**SHORT TASK:**
Please set out the lines below as a numbered list, leaving out any blank lines.

**ROWS:**
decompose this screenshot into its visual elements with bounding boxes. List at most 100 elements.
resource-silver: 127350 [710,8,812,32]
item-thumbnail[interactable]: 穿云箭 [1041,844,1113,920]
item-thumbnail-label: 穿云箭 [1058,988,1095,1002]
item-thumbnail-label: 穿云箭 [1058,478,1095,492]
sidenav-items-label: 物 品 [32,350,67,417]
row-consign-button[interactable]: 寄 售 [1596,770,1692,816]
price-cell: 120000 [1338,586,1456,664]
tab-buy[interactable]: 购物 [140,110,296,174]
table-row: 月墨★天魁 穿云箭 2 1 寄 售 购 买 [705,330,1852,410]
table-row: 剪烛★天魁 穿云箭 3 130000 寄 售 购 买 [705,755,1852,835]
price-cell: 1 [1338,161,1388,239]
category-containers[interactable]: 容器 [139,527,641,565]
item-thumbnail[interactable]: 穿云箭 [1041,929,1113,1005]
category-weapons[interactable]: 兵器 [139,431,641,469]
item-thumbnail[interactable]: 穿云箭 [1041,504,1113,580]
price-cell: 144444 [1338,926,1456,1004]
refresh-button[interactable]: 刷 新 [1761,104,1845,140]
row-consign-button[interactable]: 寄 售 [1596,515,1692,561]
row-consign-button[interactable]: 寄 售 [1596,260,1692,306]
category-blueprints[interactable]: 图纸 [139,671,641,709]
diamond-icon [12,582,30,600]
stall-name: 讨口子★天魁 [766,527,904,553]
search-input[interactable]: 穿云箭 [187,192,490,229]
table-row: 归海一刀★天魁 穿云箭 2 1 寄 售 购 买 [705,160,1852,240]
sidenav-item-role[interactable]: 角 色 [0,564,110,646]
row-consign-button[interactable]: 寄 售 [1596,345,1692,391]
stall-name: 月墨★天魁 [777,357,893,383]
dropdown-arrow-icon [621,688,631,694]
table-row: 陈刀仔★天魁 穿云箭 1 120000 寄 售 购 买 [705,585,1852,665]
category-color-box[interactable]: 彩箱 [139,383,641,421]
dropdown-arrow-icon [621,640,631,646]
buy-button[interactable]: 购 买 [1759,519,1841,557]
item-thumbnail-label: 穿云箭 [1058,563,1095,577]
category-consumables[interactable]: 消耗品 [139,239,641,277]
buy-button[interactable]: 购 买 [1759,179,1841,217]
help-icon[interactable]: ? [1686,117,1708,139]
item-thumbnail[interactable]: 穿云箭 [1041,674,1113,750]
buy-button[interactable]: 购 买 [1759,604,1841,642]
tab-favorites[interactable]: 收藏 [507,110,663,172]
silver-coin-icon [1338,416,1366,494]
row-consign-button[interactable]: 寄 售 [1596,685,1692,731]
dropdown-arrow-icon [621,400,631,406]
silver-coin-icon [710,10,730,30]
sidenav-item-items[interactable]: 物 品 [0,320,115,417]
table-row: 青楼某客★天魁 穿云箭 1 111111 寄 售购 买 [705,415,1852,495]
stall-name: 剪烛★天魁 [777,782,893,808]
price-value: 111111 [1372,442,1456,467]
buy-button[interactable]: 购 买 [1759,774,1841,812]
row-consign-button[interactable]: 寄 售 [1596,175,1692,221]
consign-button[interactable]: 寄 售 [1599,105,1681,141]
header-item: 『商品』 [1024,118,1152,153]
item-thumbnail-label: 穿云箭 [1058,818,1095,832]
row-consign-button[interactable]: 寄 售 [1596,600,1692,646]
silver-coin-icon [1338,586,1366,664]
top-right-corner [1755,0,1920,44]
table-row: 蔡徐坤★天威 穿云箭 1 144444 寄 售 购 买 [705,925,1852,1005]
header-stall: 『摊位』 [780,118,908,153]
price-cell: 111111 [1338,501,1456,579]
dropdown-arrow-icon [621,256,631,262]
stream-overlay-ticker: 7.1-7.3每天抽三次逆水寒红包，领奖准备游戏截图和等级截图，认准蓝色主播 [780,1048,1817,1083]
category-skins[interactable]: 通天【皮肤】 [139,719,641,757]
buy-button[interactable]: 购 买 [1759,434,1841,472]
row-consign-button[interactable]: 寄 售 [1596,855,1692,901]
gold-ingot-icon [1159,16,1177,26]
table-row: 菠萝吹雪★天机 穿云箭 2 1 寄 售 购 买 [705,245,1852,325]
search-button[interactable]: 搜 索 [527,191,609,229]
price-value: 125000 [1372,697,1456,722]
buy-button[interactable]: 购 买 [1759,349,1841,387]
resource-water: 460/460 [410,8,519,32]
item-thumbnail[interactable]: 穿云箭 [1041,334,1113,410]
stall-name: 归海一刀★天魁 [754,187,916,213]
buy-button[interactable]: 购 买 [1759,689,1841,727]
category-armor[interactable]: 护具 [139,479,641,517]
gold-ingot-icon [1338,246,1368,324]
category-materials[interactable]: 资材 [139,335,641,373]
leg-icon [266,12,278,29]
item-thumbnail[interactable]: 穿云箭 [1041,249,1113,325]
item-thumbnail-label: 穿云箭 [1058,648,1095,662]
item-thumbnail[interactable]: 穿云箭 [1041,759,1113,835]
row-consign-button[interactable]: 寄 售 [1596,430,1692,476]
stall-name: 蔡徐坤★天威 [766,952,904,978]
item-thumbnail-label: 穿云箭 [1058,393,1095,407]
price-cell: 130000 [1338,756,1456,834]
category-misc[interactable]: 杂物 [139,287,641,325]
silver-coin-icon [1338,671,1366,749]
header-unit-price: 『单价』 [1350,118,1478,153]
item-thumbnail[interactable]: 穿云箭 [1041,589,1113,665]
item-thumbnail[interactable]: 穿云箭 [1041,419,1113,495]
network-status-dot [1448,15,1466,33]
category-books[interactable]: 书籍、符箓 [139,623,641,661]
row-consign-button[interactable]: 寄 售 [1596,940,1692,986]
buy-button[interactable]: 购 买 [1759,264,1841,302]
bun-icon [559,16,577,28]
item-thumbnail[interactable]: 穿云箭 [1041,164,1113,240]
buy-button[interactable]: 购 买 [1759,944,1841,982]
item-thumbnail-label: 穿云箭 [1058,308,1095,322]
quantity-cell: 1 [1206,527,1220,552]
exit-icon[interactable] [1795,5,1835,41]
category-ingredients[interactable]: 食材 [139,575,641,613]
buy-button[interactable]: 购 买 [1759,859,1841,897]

**REPLY TO THE EXERCISE:**
1. decompose this screenshot into its visual elements with bounding boxes. List at most 100 elements.
2. resource-silver: 127350 [710,8,812,32]
3. item-thumbnail[interactable]: 穿云箭 [1041,844,1113,920]
4. item-thumbnail-label: 穿云箭 [1058,988,1095,1002]
5. item-thumbnail-label: 穿云箭 [1058,478,1095,492]
6. sidenav-items-label: 物 品 [32,350,67,417]
7. row-consign-button[interactable]: 寄 售 [1596,770,1692,816]
8. price-cell: 120000 [1338,586,1456,664]
9. tab-buy[interactable]: 购物 [140,110,296,174]
10. table-row: 月墨★天魁 穿云箭 2 1 寄 售 购 买 [705,330,1852,410]
11. table-row: 剪烛★天魁 穿云箭 3 130000 寄 售 购 买 [705,755,1852,835]
12. price-cell: 1 [1338,161,1388,239]
13. category-containers[interactable]: 容器 [139,527,641,565]
14. item-thumbnail[interactable]: 穿云箭 [1041,929,1113,1005]
15. category-weapons[interactable]: 兵器 [139,431,641,469]
16. item-thumbnail[interactable]: 穿云箭 [1041,504,1113,580]
17. price-cell: 144444 [1338,926,1456,1004]
18. refresh-button[interactable]: 刷 新 [1761,104,1845,140]
19. row-consign-button[interactable]: 寄 售 [1596,515,1692,561]
20. row-consign-button[interactable]: 寄 售 [1596,260,1692,306]
21. category-blueprints[interactable]: 图纸 [139,671,641,709]
22. diamond-icon [12,582,30,600]
23. stall-name: 讨口子★天魁 [766,527,904,553]
24. search-input[interactable]: 穿云箭 [187,192,490,229]
25. table-row: 归海一刀★天魁 穿云箭 2 1 寄 售 购 买 [705,160,1852,240]
26. sidenav-item-role[interactable]: 角 色 [0,564,110,646]
27. row-consign-button[interactable]: 寄 售 [1596,345,1692,391]
28. stall-name: 月墨★天魁 [777,357,893,383]
29. dropdown-arrow-icon [621,688,631,694]
30. table-row: 陈刀仔★天魁 穿云箭 1 120000 寄 售 购 买 [705,585,1852,665]
31. category-color-box[interactable]: 彩箱 [139,383,641,421]
32. dropdown-arrow-icon [621,640,631,646]
33. buy-button[interactable]: 购 买 [1759,519,1841,557]
34. item-thumbnail-label: 穿云箭 [1058,563,1095,577]
35. category-consumables[interactable]: 消耗品 [139,239,641,277]
36. buy-button[interactable]: 购 买 [1759,179,1841,217]
37. help-icon[interactable]: ? [1686,117,1708,139]
38. item-thumbnail[interactable]: 穿云箭 [1041,674,1113,750]
39. buy-button[interactable]: 购 买 [1759,604,1841,642]
40. tab-favorites[interactable]: 收藏 [507,110,663,172]
41. silver-coin-icon [1338,416,1366,494]
42. row-consign-button[interactable]: 寄 售 [1596,685,1692,731]
43. dropdown-arrow-icon [621,400,631,406]
44. silver-coin-icon [710,10,730,30]
45. sidenav-item-items[interactable]: 物 品 [0,320,115,417]
46. table-row: 青楼某客★天魁 穿云箭 1 111111 寄 售购 买 [705,415,1852,495]
47. stall-name: 剪烛★天魁 [777,782,893,808]
48. price-value: 111111 [1372,442,1456,467]
49. buy-button[interactable]: 购 买 [1759,774,1841,812]
50. row-consign-button[interactable]: 寄 售 [1596,175,1692,221]
51. consign-button[interactable]: 寄 售 [1599,105,1681,141]
52. header-item: 『商品』 [1024,118,1152,153]
53. item-thumbnail-label: 穿云箭 [1058,818,1095,832]
54. row-consign-button[interactable]: 寄 售 [1596,600,1692,646]
55. silver-coin-icon [1338,586,1366,664]
56. top-right-corner [1755,0,1920,44]
57. table-row: 蔡徐坤★天威 穿云箭 1 144444 寄 售 购 买 [705,925,1852,1005]
58. header-stall: 『摊位』 [780,118,908,153]
59. price-cell: 111111 [1338,501,1456,579]
60. dropdown-arrow-icon [621,256,631,262]
61. stream-overlay-ticker: 7.1-7.3每天抽三次逆水寒红包，领奖准备游戏截图和等级截图，认准蓝色主播 [780,1048,1817,1083]
62. category-skins[interactable]: 通天【皮肤】 [139,719,641,757]
63. buy-button[interactable]: 购 买 [1759,434,1841,472]
64. row-consign-button[interactable]: 寄 售 [1596,855,1692,901]
65. gold-ingot-icon [1159,16,1177,26]
66. table-row: 菠萝吹雪★天机 穿云箭 2 1 寄 售 购 买 [705,245,1852,325]
67. search-button[interactable]: 搜 索 [527,191,609,229]
68. price-value: 125000 [1372,697,1456,722]
69. buy-button[interactable]: 购 买 [1759,349,1841,387]
70. resource-water: 460/460 [410,8,519,32]
71. item-thumbnail[interactable]: 穿云箭 [1041,334,1113,410]
72. stall-name: 归海一刀★天魁 [754,187,916,213]
73. buy-button[interactable]: 购 买 [1759,689,1841,727]
74. category-armor[interactable]: 护具 [139,479,641,517]
75. gold-ingot-icon [1338,246,1368,324]
76. category-materials[interactable]: 资材 [139,335,641,373]
77. leg-icon [266,12,278,29]
78. item-thumbnail[interactable]: 穿云箭 [1041,249,1113,325]
79. item-thumbnail-label: 穿云箭 [1058,648,1095,662]
80. item-thumbnail[interactable]: 穿云箭 [1041,759,1113,835]
81. row-consign-button[interactable]: 寄 售 [1596,430,1692,476]
82. stall-name: 蔡徐坤★天威 [766,952,904,978]
83. item-thumbnail-label: 穿云箭 [1058,393,1095,407]
84. price-cell: 130000 [1338,756,1456,834]
85. category-misc[interactable]: 杂物 [139,287,641,325]
86. silver-coin-icon [1338,671,1366,749]
87. header-unit-price: 『单价』 [1350,118,1478,153]
88. item-thumbnail[interactable]: 穿云箭 [1041,589,1113,665]
89. item-thumbnail[interactable]: 穿云箭 [1041,419,1113,495]
90. network-status-dot [1448,15,1466,33]
91. category-books[interactable]: 书籍、符箓 [139,623,641,661]
92. row-consign-button[interactable]: 寄 售 [1596,940,1692,986]
93. buy-button[interactable]: 购 买 [1759,264,1841,302]
94. bun-icon [559,16,577,28]
95. item-thumbnail[interactable]: 穿云箭 [1041,164,1113,240]
96. buy-button[interactable]: 购 买 [1759,944,1841,982]
97. item-thumbnail-label: 穿云箭 [1058,308,1095,322]
98. quantity-cell: 1 [1206,527,1220,552]
99. exit-icon[interactable] [1795,5,1835,41]
100. category-ingredients[interactable]: 食材 [139,575,641,613]
101. buy-button[interactable]: 购 买 [1759,859,1841,897]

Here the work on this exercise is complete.